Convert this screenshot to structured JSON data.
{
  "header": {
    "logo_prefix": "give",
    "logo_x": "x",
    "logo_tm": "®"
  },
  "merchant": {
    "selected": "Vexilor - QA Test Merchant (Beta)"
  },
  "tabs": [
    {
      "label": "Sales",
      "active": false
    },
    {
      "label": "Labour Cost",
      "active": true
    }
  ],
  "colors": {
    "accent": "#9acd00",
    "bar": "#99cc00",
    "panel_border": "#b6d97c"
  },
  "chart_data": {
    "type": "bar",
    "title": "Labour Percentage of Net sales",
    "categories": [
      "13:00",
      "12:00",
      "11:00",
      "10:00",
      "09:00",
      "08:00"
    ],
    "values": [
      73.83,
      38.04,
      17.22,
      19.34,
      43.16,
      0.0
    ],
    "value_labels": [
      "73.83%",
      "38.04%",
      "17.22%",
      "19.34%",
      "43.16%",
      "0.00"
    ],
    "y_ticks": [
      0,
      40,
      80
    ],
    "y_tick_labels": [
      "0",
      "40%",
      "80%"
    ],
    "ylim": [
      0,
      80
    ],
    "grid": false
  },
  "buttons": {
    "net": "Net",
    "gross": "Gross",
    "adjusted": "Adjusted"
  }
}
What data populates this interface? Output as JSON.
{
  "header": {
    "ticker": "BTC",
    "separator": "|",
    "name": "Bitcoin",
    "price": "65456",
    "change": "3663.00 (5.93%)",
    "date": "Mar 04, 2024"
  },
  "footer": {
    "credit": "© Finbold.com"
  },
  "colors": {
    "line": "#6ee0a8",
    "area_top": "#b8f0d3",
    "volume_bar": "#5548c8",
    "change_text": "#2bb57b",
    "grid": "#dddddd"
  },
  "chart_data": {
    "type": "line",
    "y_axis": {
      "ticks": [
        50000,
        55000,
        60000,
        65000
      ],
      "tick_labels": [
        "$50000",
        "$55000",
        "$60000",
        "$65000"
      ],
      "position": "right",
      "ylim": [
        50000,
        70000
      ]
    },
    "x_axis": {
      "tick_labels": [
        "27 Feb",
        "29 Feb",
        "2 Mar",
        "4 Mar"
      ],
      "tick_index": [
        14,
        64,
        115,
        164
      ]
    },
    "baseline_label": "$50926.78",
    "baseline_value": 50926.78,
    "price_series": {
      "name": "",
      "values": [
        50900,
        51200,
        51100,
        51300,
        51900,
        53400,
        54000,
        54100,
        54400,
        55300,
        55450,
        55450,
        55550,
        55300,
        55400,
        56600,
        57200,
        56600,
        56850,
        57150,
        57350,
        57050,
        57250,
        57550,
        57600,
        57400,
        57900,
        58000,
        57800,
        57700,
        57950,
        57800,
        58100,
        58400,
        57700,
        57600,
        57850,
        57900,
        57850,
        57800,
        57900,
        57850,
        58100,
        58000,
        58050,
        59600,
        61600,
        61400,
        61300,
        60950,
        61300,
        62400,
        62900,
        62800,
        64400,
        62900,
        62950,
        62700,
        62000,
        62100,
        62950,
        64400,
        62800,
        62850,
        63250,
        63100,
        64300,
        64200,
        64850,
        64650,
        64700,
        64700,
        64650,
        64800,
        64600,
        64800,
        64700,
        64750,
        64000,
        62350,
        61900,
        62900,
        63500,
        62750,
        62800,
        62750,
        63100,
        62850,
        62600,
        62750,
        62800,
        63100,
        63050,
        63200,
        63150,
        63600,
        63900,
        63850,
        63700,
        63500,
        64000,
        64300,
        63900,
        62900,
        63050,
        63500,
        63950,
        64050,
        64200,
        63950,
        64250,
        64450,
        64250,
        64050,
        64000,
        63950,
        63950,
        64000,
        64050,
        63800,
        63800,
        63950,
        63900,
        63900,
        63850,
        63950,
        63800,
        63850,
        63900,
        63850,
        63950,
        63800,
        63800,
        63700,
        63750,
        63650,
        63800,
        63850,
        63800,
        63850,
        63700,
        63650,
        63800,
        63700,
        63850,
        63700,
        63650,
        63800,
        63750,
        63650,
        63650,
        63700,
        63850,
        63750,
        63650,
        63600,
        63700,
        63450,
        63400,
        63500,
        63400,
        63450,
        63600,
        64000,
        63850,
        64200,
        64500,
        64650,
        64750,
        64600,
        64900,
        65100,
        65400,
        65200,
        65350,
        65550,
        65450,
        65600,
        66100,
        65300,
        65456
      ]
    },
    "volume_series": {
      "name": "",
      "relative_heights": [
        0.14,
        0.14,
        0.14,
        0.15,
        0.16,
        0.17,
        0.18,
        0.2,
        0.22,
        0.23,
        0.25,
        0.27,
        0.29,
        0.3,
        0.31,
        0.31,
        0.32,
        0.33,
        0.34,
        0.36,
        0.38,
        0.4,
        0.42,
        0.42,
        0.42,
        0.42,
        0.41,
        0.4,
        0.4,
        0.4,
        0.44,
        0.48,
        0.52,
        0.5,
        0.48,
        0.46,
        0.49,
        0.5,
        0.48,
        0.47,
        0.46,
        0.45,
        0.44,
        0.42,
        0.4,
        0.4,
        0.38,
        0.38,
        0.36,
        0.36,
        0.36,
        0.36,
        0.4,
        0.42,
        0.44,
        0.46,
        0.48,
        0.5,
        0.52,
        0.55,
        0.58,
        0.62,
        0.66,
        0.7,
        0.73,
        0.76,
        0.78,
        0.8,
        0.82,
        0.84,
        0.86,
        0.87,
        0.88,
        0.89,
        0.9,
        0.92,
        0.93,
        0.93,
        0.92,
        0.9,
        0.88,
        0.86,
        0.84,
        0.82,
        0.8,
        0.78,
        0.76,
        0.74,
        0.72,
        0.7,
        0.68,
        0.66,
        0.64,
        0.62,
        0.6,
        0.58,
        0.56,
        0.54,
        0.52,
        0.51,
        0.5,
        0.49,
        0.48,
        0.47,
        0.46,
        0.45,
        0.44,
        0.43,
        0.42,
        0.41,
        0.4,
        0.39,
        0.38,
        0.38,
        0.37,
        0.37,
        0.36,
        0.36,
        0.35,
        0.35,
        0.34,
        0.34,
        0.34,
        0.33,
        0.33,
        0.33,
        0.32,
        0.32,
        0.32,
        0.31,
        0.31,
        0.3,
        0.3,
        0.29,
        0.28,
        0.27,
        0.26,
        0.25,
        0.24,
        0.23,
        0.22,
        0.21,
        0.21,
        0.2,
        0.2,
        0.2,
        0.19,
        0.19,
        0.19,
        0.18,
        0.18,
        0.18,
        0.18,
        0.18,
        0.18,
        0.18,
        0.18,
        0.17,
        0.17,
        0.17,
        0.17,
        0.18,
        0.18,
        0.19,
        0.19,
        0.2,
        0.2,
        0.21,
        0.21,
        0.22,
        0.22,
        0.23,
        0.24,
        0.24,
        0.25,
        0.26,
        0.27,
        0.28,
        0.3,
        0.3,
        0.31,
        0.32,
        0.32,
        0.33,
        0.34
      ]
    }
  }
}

+ + + +

▶ **To be done**
Repeat the data verbatim.

▶ **Task result**
Convert this screenshot to structured JSON data.
{
  "header": {
    "logo_prefix": "give",
    "logo_x": "x",
    "logo_tm": "®"
  },
  "merchant": {
    "selected": "Vexilor - QA Test Merchant (Beta)"
  },
  "tabs": [
    {
      "label": "Sales",
      "active": false
    },
    {
      "label": "Labour Cost",
      "active": true
    }
  ],
  "colors": {
    "accent": "#9acd00",
    "bar": "#99cc00",
    "panel_border": "#b6d97c"
  },
  "chart_data": {
    "type": "bar",
    "title": "Labour Percentage of Net sales",
    "categories": [
      "13:00",
      "12:00",
      "11:00",
      "10:00",
      "09:00",
      "08:00"
    ],
    "values": [
      73.83,
      38.04,
      17.22,
      19.34,
      43.16,
      0.0
    ],
    "value_labels": [
      "73.83%",
      "38.04%",
      "17.22%",
      "19.34%",
      "43.16%",
      "0.00"
    ],
    "y_ticks": [
      0,
      40,
      80
    ],
    "y_tick_labels": [
      "0",
      "40%",
      "80%"
    ],
    "ylim": [
      0,
      80
    ],
    "grid": false
  },
  "buttons": {
    "net": "Net",
    "gross": "Gross",
    "adjusted": "Adjusted"
  }
}
What data populates this interface? Output as JSON.
{
  "header": {
    "ticker": "BTC",
    "separator": "|",
    "name": "Bitcoin",
    "price": "65456",
    "change": "3663.00 (5.93%)",
    "date": "Mar 04, 2024"
  },
  "footer": {
    "credit": "© Finbold.com"
  },
  "colors": {
    "line": "#6ee0a8",
    "area_top": "#b8f0d3",
    "volume_bar": "#5548c8",
    "change_text": "#2bb57b",
    "grid": "#dddddd"
  },
  "chart_data": {
    "type": "line",
    "y_axis": {
      "ticks": [
        50000,
        55000,
        60000,
        65000
      ],
      "tick_labels": [
        "$50000",
        "$55000",
        "$60000",
        "$65000"
      ],
      "position": "right",
      "ylim": [
        50000,
        70000
      ]
    },
    "x_axis": {
      "tick_labels": [
        "27 Feb",
        "29 Feb",
        "2 Mar",
        "4 Mar"
      ],
      "tick_index": [
        14,
        64,
        115,
        164
      ]
    },
    "baseline_label": "$50926.78",
    "baseline_value": 50926.78,
    "price_series": {
      "name": "",
      "values": [
        50900,
        51200,
        51100,
        51300,
        51900,
        53400,
        54000,
        54100,
        54400,
        55300,
        55450,
        55450,
        55550,
        55300,
        55400,
        56600,
        57200,
        56600,
        56850,
        57150,
        57350,
        57050,
        57250,
        57550,
        57600,
        57400,
        57900,
        58000,
        57800,
        57700,
        57950,
        57800,
        58100,
        58400,
        57700,
        57600,
        57850,
        57900,
        57850,
        57800,
        57900,
        57850,
        58100,
        58000,
        58050,
        59600,
        61600,
        61400,
        61300,
        60950,
        61300,
        62400,
        62900,
        62800,
        64400,
        62900,
        62950,
        62700,
        62000,
        62100,
        62950,
        64400,
        62800,
        62850,
        63250,
        63100,
        64300,
        64200,
        64850,
        64650,
        64700,
        64700,
        64650,
        64800,
        64600,
        64800,
        64700,
        64750,
        64000,
        62350,
        61900,
        62900,
        63500,
        62750,
        62800,
        62750,
        63100,
        62850,
        62600,
        62750,
        62800,
        63100,
        63050,
        63200,
        63150,
        63600,
        63900,
        63850,
        63700,
        63500,
        64000,
        64300,
        63900,
        62900,
        63050,
        63500,
        63950,
        64050,
        64200,
        63950,
        64250,
        64450,
        64250,
        64050,
        64000,
        63950,
        63950,
        64000,
        64050,
        63800,
        63800,
        63950,
        63900,
        63900,
        63850,
        63950,
        63800,
        63850,
        63900,
        63850,
        63950,
        63800,
        63800,
        63700,
        63750,
        63650,
        63800,
        63850,
        63800,
        63850,
        63700,
        63650,
        63800,
        63700,
        63850,
        63700,
        63650,
        63800,
        63750,
        63650,
        63650,
        63700,
        63850,
        63750,
        63650,
        63600,
        63700,
        63450,
        63400,
        63500,
        63400,
        63450,
        63600,
        64000,
        63850,
        64200,
        64500,
        64650,
        64750,
        64600,
        64900,
        65100,
        65400,
        65200,
        65350,
        65550,
        65450,
        65600,
        66100,
        65300,
        65456
      ]
    },
    "volume_series": {
      "name": "",
      "relative_heights": [
        0.14,
        0.14,
        0.14,
        0.15,
        0.16,
        0.17,
        0.18,
        0.2,
        0.22,
        0.23,
        0.25,
        0.27,
        0.29,
        0.3,
        0.31,
        0.31,
        0.32,
        0.33,
        0.34,
        0.36,
        0.38,
        0.4,
        0.42,
        0.42,
        0.42,
        0.42,
        0.41,
        0.4,
        0.4,
        0.4,
        0.44,
        0.48,
        0.52,
        0.5,
        0.48,
        0.46,
        0.49,
        0.5,
        0.48,
        0.47,
        0.46,
        0.45,
        0.44,
        0.42,
        0.4,
        0.4,
        0.38,
        0.38,
        0.36,
        0.36,
        0.36,
        0.36,
        0.4,
        0.42,
        0.44,
        0.46,
        0.48,
        0.5,
        0.52,
        0.55,
        0.58,
        0.62,
        0.66,
        0.7,
        0.73,
        0.76,
        0.78,
        0.8,
        0.82,
        0.84,
        0.86,
        0.87,
        0.88,
        0.89,
        0.9,
        0.92,
        0.93,
        0.93,
        0.92,
        0.9,
        0.88,
        0.86,
        0.84,
        0.82,
        0.8,
        0.78,
        0.76,
        0.74,
        0.72,
        0.7,
        0.68,
        0.66,
        0.64,
        0.62,
        0.6,
        0.58,
        0.56,
        0.54,
        0.52,
        0.51,
        0.5,
        0.49,
        0.48,
        0.47,
        0.46,
        0.45,
        0.44,
        0.43,
        0.42,
        0.41,
        0.4,
        0.39,
        0.38,
        0.38,
        0.37,
        0.37,
        0.36,
        0.36,
        0.35,
        0.35,
        0.34,
        0.34,
        0.34,
        0.33,
        0.33,
        0.33,
        0.32,
        0.32,
        0.32,
        0.31,
        0.31,
        0.3,
        0.3,
        0.29,
        0.28,
        0.27,
        0.26,
        0.25,
        0.24,
        0.23,
        0.22,
        0.21,
        0.21,
        0.2,
        0.2,
        0.2,
        0.19,
        0.19,
        0.19,
        0.18,
        0.18,
        0.18,
        0.18,
        0.18,
        0.18,
        0.18,
        0.18,
        0.17,
        0.17,
        0.17,
        0.17,
        0.18,
        0.18,
        0.19,
        0.19,
        0.2,
        0.2,
        0.21,
        0.21,
        0.22,
        0.22,
        0.23,
        0.24,
        0.24,
        0.25,
        0.26,
        0.27,
        0.28,
        0.3,
        0.3,
        0.31,
        0.32,
        0.32,
        0.33,
        0.34
      ]
    }
  }
}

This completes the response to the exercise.